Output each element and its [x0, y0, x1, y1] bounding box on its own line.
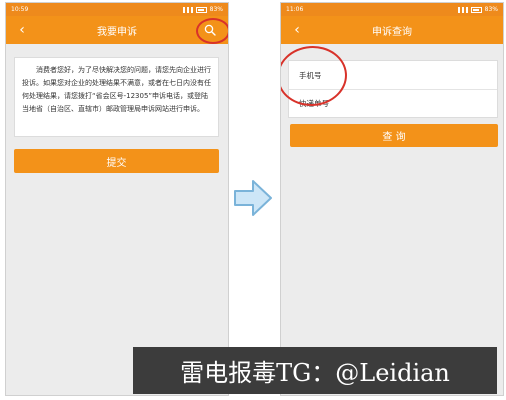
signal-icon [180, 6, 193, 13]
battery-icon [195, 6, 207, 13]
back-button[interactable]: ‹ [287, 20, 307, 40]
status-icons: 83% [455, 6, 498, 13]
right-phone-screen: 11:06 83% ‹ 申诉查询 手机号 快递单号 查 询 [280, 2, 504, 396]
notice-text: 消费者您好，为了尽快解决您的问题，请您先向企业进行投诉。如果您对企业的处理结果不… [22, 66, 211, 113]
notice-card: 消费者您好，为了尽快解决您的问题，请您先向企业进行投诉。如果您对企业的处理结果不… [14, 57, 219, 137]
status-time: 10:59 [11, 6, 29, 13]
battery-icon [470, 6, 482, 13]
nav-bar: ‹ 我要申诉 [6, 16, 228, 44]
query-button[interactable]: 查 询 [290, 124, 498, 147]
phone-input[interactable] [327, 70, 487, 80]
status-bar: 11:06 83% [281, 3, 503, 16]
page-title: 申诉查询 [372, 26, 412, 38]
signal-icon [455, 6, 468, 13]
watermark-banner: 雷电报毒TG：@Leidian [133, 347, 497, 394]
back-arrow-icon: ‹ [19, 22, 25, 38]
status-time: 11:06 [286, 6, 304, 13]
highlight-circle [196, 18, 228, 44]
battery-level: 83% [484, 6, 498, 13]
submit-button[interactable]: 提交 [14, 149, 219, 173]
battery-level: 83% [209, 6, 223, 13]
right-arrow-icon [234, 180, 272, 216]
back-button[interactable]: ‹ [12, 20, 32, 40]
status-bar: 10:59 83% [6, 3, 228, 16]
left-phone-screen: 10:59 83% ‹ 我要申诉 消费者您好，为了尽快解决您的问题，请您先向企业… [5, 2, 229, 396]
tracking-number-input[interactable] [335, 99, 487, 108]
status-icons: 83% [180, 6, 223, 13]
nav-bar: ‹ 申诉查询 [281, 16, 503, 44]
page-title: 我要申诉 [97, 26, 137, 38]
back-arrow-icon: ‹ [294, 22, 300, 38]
•••
Extract the lines exactly as they appear, starting with the line that contains "signal-icon [180, 6, 193, 13]" and going on through the line that contains "tracking-number-input[interactable] [335, 99, 487, 108]".

signal-icon [180, 6, 193, 13]
battery-icon [195, 6, 207, 13]
back-button[interactable]: ‹ [287, 20, 307, 40]
status-icons: 83% [455, 6, 498, 13]
right-phone-screen: 11:06 83% ‹ 申诉查询 手机号 快递单号 查 询 [280, 2, 504, 396]
notice-text: 消费者您好，为了尽快解决您的问题，请您先向企业进行投诉。如果您对企业的处理结果不… [22, 66, 211, 113]
notice-card: 消费者您好，为了尽快解决您的问题，请您先向企业进行投诉。如果您对企业的处理结果不… [14, 57, 219, 137]
status-time: 10:59 [11, 6, 29, 13]
battery-icon [470, 6, 482, 13]
nav-bar: ‹ 我要申诉 [6, 16, 228, 44]
query-button[interactable]: 查 询 [290, 124, 498, 147]
phone-input[interactable] [327, 70, 487, 80]
status-bar: 11:06 83% [281, 3, 503, 16]
page-title: 申诉查询 [372, 26, 412, 38]
signal-icon [455, 6, 468, 13]
watermark-banner: 雷电报毒TG：@Leidian [133, 347, 497, 394]
back-arrow-icon: ‹ [19, 22, 25, 38]
status-time: 11:06 [286, 6, 304, 13]
highlight-circle [196, 18, 228, 44]
battery-level: 83% [484, 6, 498, 13]
submit-button[interactable]: 提交 [14, 149, 219, 173]
battery-level: 83% [209, 6, 223, 13]
right-arrow-icon [234, 180, 272, 216]
back-button[interactable]: ‹ [12, 20, 32, 40]
status-bar: 10:59 83% [6, 3, 228, 16]
left-phone-screen: 10:59 83% ‹ 我要申诉 消费者您好，为了尽快解决您的问题，请您先向企业… [5, 2, 229, 396]
tracking-number-input[interactable] [335, 99, 487, 108]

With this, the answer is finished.